* **Given exercise**: Retype the full set of records. Keep every character identical.

* **Data to process**:
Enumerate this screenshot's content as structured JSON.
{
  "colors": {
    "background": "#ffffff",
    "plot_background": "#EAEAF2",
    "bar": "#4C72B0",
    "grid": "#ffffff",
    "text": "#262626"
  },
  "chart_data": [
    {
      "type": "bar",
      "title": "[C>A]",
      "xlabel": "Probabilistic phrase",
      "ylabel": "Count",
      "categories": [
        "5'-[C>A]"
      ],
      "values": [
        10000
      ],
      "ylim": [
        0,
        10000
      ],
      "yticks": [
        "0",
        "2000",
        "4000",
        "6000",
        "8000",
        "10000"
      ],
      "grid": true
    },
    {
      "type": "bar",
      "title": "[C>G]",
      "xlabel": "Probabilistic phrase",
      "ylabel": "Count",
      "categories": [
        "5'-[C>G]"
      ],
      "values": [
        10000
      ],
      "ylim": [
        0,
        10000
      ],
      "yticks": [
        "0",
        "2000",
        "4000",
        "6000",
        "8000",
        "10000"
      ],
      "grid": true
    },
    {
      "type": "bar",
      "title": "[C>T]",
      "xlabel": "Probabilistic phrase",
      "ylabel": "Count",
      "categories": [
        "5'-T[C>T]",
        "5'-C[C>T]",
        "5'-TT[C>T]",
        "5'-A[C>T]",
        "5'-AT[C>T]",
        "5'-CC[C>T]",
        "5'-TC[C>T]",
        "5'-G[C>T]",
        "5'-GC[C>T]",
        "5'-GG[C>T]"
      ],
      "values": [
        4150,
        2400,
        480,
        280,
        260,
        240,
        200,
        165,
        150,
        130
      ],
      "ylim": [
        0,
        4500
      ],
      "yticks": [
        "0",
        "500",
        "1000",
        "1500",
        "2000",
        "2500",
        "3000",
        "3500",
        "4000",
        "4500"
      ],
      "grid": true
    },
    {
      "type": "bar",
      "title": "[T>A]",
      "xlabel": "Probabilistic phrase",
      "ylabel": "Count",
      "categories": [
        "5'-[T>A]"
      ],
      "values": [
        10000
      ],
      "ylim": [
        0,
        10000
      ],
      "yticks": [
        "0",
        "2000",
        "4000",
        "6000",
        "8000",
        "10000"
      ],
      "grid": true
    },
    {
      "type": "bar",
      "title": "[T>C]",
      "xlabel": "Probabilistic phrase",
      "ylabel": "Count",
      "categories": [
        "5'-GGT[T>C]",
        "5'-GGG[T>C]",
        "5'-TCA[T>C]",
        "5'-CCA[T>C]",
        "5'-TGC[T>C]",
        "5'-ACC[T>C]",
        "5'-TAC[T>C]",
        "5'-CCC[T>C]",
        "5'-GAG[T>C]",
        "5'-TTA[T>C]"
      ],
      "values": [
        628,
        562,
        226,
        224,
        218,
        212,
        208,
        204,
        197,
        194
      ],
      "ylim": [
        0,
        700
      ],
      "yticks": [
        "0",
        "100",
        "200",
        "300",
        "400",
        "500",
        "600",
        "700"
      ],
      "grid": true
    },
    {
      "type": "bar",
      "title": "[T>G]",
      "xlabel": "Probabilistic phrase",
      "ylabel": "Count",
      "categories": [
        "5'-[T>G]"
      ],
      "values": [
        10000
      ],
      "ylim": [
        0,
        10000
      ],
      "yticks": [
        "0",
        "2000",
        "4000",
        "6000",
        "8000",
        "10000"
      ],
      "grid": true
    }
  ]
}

* **Answer**:
Enumerate this screenshot's content as structured JSON.
{
  "colors": {
    "background": "#ffffff",
    "plot_background": "#EAEAF2",
    "bar": "#4C72B0",
    "grid": "#ffffff",
    "text": "#262626"
  },
  "chart_data": [
    {
      "type": "bar",
      "title": "[C>A]",
      "xlabel": "Probabilistic phrase",
      "ylabel": "Count",
      "categories": [
        "5'-[C>A]"
      ],
      "values": [
        10000
      ],
      "ylim": [
        0,
        10000
      ],
      "yticks": [
        "0",
        "2000",
        "4000",
        "6000",
        "8000",
        "10000"
      ],
      "grid": true
    },
    {
      "type": "bar",
      "title": "[C>G]",
      "xlabel": "Probabilistic phrase",
      "ylabel": "Count",
      "categories": [
        "5'-[C>G]"
      ],
      "values": [
        10000
      ],
      "ylim": [
        0,
        10000
      ],
      "yticks": [
        "0",
        "2000",
        "4000",
        "6000",
        "8000",
        "10000"
      ],
      "grid": true
    },
    {
      "type": "bar",
      "title": "[C>T]",
      "xlabel": "Probabilistic phrase",
      "ylabel": "Count",
      "categories": [
        "5'-T[C>T]",
        "5'-C[C>T]",
        "5'-TT[C>T]",
        "5'-A[C>T]",
        "5'-AT[C>T]",
        "5'-CC[C>T]",
        "5'-TC[C>T]",
        "5'-G[C>T]",
        "5'-GC[C>T]",
        "5'-GG[C>T]"
      ],
      "values": [
        4150,
        2400,
        480,
        280,
        260,
        240,
        200,
        165,
        150,
        130
      ],
      "ylim": [
        0,
        4500
      ],
      "yticks": [
        "0",
        "500",
        "1000",
        "1500",
        "2000",
        "2500",
        "3000",
        "3500",
        "4000",
        "4500"
      ],
      "grid": true
    },
    {
      "type": "bar",
      "title": "[T>A]",
      "xlabel": "Probabilistic phrase",
      "ylabel": "Count",
      "categories": [
        "5'-[T>A]"
      ],
      "values": [
        10000
      ],
      "ylim": [
        0,
        10000
      ],
      "yticks": [
        "0",
        "2000",
        "4000",
        "6000",
        "8000",
        "10000"
      ],
      "grid": true
    },
    {
      "type": "bar",
      "title": "[T>C]",
      "xlabel": "Probabilistic phrase",
      "ylabel": "Count",
      "categories": [
        "5'-GGT[T>C]",
        "5'-GGG[T>C]",
        "5'-TCA[T>C]",
        "5'-CCA[T>C]",
        "5'-TGC[T>C]",
        "5'-ACC[T>C]",
        "5'-TAC[T>C]",
        "5'-CCC[T>C]",
        "5'-GAG[T>C]",
        "5'-TTA[T>C]"
      ],
      "values": [
        628,
        562,
        226,
        224,
        218,
        212,
        208,
        204,
        197,
        194
      ],
      "ylim": [
        0,
        700
      ],
      "yticks": [
        "0",
        "100",
        "200",
        "300",
        "400",
        "500",
        "600",
        "700"
      ],
      "grid": true
    },
    {
      "type": "bar",
      "title": "[T>G]",
      "xlabel": "Probabilistic phrase",
      "ylabel": "Count",
      "categories": [
        "5'-[T>G]"
      ],
      "values": [
        10000
      ],
      "ylim": [
        0,
        10000
      ],
      "yticks": [
        "0",
        "2000",
        "4000",
        "6000",
        "8000",
        "10000"
      ],
      "grid": true
    }
  ]
}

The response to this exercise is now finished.